Task details: Which lines hold the string "JSON"? Copy every one of them.
|---|
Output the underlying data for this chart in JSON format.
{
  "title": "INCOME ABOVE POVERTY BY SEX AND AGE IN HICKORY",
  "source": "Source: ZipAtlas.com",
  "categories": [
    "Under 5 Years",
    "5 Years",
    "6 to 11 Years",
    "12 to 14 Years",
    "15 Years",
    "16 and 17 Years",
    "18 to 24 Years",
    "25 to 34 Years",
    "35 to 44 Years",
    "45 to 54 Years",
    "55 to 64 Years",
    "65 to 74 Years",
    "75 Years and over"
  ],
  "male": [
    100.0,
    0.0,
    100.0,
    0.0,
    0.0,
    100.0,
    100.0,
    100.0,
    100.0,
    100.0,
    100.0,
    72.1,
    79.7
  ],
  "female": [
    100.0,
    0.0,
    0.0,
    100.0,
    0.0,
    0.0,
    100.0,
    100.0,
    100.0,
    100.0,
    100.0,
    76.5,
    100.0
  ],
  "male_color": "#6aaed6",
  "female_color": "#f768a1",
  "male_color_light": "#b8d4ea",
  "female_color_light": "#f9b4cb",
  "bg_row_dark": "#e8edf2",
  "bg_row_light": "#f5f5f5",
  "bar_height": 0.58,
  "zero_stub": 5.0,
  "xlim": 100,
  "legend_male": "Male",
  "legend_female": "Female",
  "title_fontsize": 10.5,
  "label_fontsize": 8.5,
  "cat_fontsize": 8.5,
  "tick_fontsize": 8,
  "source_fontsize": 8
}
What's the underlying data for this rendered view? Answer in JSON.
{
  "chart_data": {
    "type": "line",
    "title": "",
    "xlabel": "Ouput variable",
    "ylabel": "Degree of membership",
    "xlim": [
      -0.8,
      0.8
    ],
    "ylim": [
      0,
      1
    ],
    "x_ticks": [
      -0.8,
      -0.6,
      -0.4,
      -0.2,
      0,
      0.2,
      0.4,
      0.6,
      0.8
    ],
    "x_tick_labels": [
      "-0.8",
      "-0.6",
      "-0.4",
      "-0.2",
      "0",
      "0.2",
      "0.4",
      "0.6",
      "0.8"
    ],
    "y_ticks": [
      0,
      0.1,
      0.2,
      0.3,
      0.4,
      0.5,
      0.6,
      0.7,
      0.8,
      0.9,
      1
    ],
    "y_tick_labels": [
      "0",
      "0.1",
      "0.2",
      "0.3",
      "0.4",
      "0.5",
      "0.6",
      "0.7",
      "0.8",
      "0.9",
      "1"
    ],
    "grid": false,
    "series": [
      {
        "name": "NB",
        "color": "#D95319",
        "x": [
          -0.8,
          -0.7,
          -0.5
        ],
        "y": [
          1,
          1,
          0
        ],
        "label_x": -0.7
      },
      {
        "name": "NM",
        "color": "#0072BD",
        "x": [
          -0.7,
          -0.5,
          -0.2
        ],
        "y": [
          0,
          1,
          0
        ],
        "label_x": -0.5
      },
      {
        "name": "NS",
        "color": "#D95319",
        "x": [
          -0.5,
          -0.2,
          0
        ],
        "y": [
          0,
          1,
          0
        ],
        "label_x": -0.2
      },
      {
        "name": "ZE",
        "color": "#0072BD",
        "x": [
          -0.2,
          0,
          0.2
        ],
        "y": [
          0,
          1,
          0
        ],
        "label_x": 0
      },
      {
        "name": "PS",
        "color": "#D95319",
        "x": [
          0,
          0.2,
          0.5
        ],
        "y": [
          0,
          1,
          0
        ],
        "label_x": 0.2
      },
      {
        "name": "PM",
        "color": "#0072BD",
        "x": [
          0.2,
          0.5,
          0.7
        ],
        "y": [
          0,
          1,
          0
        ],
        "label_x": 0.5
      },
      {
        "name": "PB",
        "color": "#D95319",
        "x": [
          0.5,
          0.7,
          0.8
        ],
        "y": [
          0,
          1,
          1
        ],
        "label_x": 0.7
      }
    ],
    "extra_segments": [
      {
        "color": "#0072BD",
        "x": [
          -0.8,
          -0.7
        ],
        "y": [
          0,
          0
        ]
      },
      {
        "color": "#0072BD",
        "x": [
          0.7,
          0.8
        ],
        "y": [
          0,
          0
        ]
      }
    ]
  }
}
|---|
Result:
Output the underlying data for this chart in JSON format.
What's the underlying data for this rendered view? Answer in JSON.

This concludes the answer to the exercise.